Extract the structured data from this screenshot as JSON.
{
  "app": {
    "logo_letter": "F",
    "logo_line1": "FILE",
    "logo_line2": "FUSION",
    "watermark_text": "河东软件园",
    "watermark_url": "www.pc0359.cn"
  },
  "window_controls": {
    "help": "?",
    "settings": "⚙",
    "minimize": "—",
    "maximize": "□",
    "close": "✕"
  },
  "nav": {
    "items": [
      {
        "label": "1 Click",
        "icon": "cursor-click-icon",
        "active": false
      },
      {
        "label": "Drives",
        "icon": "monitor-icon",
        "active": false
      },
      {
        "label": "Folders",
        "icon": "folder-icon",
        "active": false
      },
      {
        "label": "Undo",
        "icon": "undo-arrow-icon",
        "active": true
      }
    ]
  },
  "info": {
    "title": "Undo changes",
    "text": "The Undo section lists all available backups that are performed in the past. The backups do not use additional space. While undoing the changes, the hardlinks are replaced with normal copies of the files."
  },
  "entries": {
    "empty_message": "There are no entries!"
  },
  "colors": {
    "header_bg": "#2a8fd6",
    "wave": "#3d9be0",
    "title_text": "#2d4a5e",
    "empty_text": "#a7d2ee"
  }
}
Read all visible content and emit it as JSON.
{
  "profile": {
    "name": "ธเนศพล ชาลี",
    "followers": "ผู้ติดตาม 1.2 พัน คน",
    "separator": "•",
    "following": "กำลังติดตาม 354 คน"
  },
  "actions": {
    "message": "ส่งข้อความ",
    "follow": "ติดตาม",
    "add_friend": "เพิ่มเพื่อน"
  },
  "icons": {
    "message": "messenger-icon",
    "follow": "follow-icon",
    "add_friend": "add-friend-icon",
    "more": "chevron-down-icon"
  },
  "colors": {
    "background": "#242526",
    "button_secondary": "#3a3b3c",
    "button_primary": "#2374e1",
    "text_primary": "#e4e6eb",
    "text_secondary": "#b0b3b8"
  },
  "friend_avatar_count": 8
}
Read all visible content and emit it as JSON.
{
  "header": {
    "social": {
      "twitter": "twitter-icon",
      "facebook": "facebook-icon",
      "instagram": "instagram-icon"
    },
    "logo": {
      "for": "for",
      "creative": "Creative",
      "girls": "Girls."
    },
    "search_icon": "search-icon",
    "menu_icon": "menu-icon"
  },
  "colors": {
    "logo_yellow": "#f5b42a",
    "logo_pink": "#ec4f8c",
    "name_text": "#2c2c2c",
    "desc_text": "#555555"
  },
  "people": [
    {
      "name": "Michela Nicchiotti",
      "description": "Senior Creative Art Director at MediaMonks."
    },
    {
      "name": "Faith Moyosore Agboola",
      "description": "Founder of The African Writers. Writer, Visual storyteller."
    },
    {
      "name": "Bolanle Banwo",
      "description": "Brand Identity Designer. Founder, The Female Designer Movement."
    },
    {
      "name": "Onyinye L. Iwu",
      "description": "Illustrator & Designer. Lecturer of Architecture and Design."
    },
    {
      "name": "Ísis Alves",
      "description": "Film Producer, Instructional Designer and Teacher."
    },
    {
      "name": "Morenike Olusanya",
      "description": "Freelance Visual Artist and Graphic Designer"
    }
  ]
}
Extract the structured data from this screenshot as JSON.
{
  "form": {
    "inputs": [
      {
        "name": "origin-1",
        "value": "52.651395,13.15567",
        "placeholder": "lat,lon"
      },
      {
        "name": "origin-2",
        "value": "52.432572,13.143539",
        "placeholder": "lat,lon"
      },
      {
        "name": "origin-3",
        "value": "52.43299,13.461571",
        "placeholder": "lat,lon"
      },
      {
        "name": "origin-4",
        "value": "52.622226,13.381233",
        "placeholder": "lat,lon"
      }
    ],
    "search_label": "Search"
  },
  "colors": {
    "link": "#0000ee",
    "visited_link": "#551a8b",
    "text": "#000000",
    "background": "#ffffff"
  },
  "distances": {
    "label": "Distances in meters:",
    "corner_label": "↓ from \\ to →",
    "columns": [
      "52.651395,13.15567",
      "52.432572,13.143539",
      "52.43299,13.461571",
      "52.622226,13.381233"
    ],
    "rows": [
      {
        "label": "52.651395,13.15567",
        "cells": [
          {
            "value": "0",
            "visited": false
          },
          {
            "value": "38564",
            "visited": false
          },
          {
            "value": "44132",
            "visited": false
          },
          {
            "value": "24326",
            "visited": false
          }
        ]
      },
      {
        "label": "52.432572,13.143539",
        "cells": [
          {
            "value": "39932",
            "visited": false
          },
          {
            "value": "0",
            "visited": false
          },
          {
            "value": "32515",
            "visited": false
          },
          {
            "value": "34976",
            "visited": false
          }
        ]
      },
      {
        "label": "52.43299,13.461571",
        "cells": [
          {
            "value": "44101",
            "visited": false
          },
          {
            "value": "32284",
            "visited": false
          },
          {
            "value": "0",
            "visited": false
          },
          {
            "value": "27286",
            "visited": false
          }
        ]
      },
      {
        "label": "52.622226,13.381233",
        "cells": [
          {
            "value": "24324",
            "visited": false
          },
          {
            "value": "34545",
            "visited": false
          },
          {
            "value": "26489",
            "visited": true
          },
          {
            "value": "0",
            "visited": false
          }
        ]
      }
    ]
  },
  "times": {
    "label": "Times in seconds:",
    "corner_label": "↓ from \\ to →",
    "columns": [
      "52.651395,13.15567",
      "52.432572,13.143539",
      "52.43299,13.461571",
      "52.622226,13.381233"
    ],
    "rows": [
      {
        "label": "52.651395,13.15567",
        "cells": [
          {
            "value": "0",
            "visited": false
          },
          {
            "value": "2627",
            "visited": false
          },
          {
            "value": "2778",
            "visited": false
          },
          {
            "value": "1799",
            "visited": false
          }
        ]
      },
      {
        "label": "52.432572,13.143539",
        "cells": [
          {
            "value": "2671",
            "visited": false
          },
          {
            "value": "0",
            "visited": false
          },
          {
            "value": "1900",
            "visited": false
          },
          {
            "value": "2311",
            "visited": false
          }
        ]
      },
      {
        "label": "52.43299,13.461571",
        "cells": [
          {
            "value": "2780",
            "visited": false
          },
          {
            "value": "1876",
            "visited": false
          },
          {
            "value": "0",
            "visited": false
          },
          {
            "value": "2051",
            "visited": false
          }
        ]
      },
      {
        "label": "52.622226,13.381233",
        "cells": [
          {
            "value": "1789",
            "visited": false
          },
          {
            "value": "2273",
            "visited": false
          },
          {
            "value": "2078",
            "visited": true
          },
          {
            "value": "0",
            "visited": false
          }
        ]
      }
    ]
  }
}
○ ○ ○
EXERCISE AIM. Which lines contain "Creative"? Copy each of them.

ANSWER TO THE EXERCISE.
      "creative": "Creative",
      "description": "Senior Creative Art Director at MediaMonks."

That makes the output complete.